Write out every entry exactly as it appears.
>> Start
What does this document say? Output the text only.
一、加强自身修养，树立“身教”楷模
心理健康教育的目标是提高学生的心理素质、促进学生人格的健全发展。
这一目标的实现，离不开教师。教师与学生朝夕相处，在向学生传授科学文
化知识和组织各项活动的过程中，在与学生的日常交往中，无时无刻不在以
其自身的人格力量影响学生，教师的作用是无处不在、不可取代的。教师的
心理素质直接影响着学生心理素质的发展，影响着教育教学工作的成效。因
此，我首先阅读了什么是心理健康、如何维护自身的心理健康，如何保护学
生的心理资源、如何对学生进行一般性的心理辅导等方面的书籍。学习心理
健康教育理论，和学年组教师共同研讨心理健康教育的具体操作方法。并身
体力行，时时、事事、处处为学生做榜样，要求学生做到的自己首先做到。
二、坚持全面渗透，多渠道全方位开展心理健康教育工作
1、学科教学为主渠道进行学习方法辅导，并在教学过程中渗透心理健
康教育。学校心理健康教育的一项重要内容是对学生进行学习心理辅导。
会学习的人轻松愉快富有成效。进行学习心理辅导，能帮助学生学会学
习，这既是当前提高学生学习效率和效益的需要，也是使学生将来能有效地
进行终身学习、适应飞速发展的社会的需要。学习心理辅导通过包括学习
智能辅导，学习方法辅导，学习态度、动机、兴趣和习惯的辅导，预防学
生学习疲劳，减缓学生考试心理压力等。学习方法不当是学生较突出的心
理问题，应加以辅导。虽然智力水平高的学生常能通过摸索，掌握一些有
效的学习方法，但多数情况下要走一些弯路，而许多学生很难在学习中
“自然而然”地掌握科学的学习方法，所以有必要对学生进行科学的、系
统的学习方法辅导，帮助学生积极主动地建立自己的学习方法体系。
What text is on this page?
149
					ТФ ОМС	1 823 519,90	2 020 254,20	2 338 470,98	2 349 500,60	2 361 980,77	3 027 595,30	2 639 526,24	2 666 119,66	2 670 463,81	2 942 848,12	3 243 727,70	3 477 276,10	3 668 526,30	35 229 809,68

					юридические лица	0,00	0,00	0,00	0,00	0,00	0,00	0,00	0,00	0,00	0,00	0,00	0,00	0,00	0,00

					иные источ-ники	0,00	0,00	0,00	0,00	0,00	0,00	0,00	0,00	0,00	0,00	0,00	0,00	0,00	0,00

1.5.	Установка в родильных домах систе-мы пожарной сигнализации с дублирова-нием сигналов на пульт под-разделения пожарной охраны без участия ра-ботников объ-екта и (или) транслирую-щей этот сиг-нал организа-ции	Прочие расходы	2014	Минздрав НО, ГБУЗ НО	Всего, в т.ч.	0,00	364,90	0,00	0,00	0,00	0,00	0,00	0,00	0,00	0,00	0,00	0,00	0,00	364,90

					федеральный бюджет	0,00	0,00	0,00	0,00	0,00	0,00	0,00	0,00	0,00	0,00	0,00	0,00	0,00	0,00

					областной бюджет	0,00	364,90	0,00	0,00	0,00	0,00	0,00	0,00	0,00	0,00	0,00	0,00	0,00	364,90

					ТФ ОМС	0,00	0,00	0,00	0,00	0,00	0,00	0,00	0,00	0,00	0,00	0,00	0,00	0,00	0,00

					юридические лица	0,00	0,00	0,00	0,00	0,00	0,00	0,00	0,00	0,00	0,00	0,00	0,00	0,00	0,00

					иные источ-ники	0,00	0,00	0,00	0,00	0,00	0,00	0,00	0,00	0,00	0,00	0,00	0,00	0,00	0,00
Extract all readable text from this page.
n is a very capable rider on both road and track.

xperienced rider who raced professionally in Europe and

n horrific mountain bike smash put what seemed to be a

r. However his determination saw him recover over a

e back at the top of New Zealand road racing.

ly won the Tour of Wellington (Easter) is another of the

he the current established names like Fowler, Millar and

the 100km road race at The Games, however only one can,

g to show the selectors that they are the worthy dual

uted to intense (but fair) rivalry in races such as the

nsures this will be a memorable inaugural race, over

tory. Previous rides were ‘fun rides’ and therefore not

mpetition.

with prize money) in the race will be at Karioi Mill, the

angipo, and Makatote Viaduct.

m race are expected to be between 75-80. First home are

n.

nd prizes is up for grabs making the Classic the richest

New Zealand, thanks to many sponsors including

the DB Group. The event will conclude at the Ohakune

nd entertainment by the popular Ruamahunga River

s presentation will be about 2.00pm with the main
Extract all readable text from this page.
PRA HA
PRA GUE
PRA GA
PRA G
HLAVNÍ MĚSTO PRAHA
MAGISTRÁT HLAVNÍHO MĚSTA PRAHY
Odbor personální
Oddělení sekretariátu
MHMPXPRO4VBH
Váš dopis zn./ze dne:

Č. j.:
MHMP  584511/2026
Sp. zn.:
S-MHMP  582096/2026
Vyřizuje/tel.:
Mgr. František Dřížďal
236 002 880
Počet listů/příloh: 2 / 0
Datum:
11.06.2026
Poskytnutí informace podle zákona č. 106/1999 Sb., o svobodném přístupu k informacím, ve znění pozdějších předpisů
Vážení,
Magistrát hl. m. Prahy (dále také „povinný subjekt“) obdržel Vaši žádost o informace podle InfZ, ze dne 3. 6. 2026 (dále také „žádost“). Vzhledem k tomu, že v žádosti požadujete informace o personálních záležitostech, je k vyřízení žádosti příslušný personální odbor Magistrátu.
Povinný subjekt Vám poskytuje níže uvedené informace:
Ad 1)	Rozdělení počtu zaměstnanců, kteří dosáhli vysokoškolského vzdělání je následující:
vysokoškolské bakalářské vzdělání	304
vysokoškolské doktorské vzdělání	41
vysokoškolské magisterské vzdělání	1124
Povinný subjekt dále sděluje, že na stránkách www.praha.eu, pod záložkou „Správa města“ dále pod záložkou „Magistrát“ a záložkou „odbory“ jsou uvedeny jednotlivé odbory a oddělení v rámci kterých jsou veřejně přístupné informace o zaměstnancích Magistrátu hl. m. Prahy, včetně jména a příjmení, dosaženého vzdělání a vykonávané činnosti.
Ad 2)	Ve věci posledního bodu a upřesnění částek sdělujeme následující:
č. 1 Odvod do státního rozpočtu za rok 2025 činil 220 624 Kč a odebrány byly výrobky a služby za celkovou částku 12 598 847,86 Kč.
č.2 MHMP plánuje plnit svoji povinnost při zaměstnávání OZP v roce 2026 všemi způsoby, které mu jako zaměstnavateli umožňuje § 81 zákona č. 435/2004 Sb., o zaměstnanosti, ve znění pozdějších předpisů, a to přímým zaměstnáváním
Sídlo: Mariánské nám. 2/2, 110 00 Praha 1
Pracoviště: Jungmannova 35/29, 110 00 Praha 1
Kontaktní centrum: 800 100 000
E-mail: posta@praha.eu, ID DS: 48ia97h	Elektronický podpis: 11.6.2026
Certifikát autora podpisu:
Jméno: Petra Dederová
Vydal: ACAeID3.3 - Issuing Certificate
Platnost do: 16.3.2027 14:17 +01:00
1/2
>> End
▸ **The response**:
What does this document say? Output the text only.
一、加强自身修养，树立“身教”楷模
心理健康教育的目标是提高学生的心理素质、促进学生人格的健全发展。
这一目标的实现，离不开教师。教师与学生朝夕相处，在向学生传授科学文
化知识和组织各项活动的过程中，在与学生的日常交往中，无时无刻不在以
其自身的人格力量影响学生，教师的作用是无处不在、不可取代的。教师的
心理素质直接影响着学生心理素质的发展，影响着教育教学工作的成效。因
此，我首先阅读了什么是心理健康、如何维护自身的心理健康，如何保护学
生的心理资源、如何对学生进行一般性的心理辅导等方面的书籍。学习心理
健康教育理论，和学年组教师共同研讨心理健康教育的具体操作方法。并身
体力行，时时、事事、处处为学生做榜样，要求学生做到的自己首先做到。
二、坚持全面渗透，多渠道全方位开展心理健康教育工作
1、学科教学为主渠道进行学习方法辅导，并在教学过程中渗透心理健
康教育。学校心理健康教育的一项重要内容是对学生进行学习心理辅导。
会学习的人轻松愉快富有成效。进行学习心理辅导，能帮助学生学会学
习，这既是当前提高学生学习效率和效益的需要，也是使学生将来能有效地
进行终身学习、适应飞速发展的社会的需要。学习心理辅导通过包括学习
智能辅导，学习方法辅导，学习态度、动机、兴趣和习惯的辅导，预防学
生学习疲劳，减缓学生考试心理压力等。学习方法不当是学生较突出的心
理问题，应加以辅导。虽然智力水平高的学生常能通过摸索，掌握一些有
效的学习方法，但多数情况下要走一些弯路，而许多学生很难在学习中
“自然而然”地掌握科学的学习方法，所以有必要对学生进行科学的、系
统的学习方法辅导，帮助学生积极主动地建立自己的学习方法体系。
What text is on this page?
149
					ТФ ОМС	1 823 519,90	2 020 254,20	2 338 470,98	2 349 500,60	2 361 980,77	3 027 595,30	2 639 526,24	2 666 119,66	2 670 463,81	2 942 848,12	3 243 727,70	3 477 276,10	3 668 526,30	35 229 809,68

					юридические лица	0,00	0,00	0,00	0,00	0,00	0,00	0,00	0,00	0,00	0,00	0,00	0,00	0,00	0,00

					иные источ-ники	0,00	0,00	0,00	0,00	0,00	0,00	0,00	0,00	0,00	0,00	0,00	0,00	0,00	0,00

1.5.	Установка в родильных домах систе-мы пожарной сигнализации с дублирова-нием сигналов на пульт под-разделения пожарной охраны без участия ра-ботников объ-екта и (или) транслирую-щей этот сиг-нал организа-ции	Прочие расходы	2014	Минздрав НО, ГБУЗ НО	Всего, в т.ч.	0,00	364,90	0,00	0,00	0,00	0,00	0,00	0,00	0,00	0,00	0,00	0,00	0,00	364,90

					федеральный бюджет	0,00	0,00	0,00	0,00	0,00	0,00	0,00	0,00	0,00	0,00	0,00	0,00	0,00	0,00

					областной бюджет	0,00	364,90	0,00	0,00	0,00	0,00	0,00	0,00	0,00	0,00	0,00	0,00	0,00	364,90

					ТФ ОМС	0,00	0,00	0,00	0,00	0,00	0,00	0,00	0,00	0,00	0,00	0,00	0,00	0,00	0,00

					юридические лица	0,00	0,00	0,00	0,00	0,00	0,00	0,00	0,00	0,00	0,00	0,00	0,00	0,00	0,00

					иные источ-ники	0,00	0,00	0,00	0,00	0,00	0,00	0,00	0,00	0,00	0,00	0,00	0,00	0,00	0,00
Extract all readable text from this page.
n is a very capable rider on both road and track.

xperienced rider who raced professionally in Europe and

n horrific mountain bike smash put what seemed to be a

r. However his determination saw him recover over a

e back at the top of New Zealand road racing.

ly won the Tour of Wellington (Easter) is another of the

he the current established names like Fowler, Millar and

the 100km road race at The Games, however only one can,

g to show the selectors that they are the worthy dual

uted to intense (but fair) rivalry in races such as the

nsures this will be a memorable inaugural race, over

tory. Previous rides were ‘fun rides’ and therefore not

mpetition.

with prize money) in the race will be at Karioi Mill, the

angipo, and Makatote Viaduct.

m race are expected to be between 75-80. First home are

n.

nd prizes is up for grabs making the Classic the richest

New Zealand, thanks to many sponsors including

the DB Group. The event will conclude at the Ohakune

nd entertainment by the popular Ruamahunga River

s presentation will be about 2.00pm with the main
Extract all readable text from this page.
PRA HA
PRA GUE
PRA GA
PRA G
HLAVNÍ MĚSTO PRAHA
MAGISTRÁT HLAVNÍHO MĚSTA PRAHY
Odbor personální
Oddělení sekretariátu
MHMPXPRO4VBH
Váš dopis zn./ze dne:

Č. j.:
MHMP  584511/2026
Sp. zn.:
S-MHMP  582096/2026
Vyřizuje/tel.:
Mgr. František Dřížďal
236 002 880
Počet listů/příloh: 2 / 0
Datum:
11.06.2026
Poskytnutí informace podle zákona č. 106/1999 Sb., o svobodném přístupu k informacím, ve znění pozdějších předpisů
Vážení,
Magistrát hl. m. Prahy (dále také „povinný subjekt“) obdržel Vaši žádost o informace podle InfZ, ze dne 3. 6. 2026 (dále také „žádost“). Vzhledem k tomu, že v žádosti požadujete informace o personálních záležitostech, je k vyřízení žádosti příslušný personální odbor Magistrátu.
Povinný subjekt Vám poskytuje níže uvedené informace:
Ad 1)	Rozdělení počtu zaměstnanců, kteří dosáhli vysokoškolského vzdělání je následující:
vysokoškolské bakalářské vzdělání	304
vysokoškolské doktorské vzdělání	41
vysokoškolské magisterské vzdělání	1124
Povinný subjekt dále sděluje, že na stránkách www.praha.eu, pod záložkou „Správa města“ dále pod záložkou „Magistrát“ a záložkou „odbory“ jsou uvedeny jednotlivé odbory a oddělení v rámci kterých jsou veřejně přístupné informace o zaměstnancích Magistrátu hl. m. Prahy, včetně jména a příjmení, dosaženého vzdělání a vykonávané činnosti.
Ad 2)	Ve věci posledního bodu a upřesnění částek sdělujeme následující:
č. 1 Odvod do státního rozpočtu za rok 2025 činil 220 624 Kč a odebrány byly výrobky a služby za celkovou částku 12 598 847,86 Kč.
č.2 MHMP plánuje plnit svoji povinnost při zaměstnávání OZP v roce 2026 všemi způsoby, které mu jako zaměstnavateli umožňuje § 81 zákona č. 435/2004 Sb., o zaměstnanosti, ve znění pozdějších předpisů, a to přímým zaměstnáváním
Sídlo: Mariánské nám. 2/2, 110 00 Praha 1
Pracoviště: Jungmannova 35/29, 110 00 Praha 1
Kontaktní centrum: 800 100 000
E-mail: posta@praha.eu, ID DS: 48ia97h	Elektronický podpis: 11.6.2026
Certifikát autora podpisu:
Jméno: Petra Dederová
Vydal: ACAeID3.3 - Issuing Certificate
Platnost do: 16.3.2027 14:17 +01:00
1/2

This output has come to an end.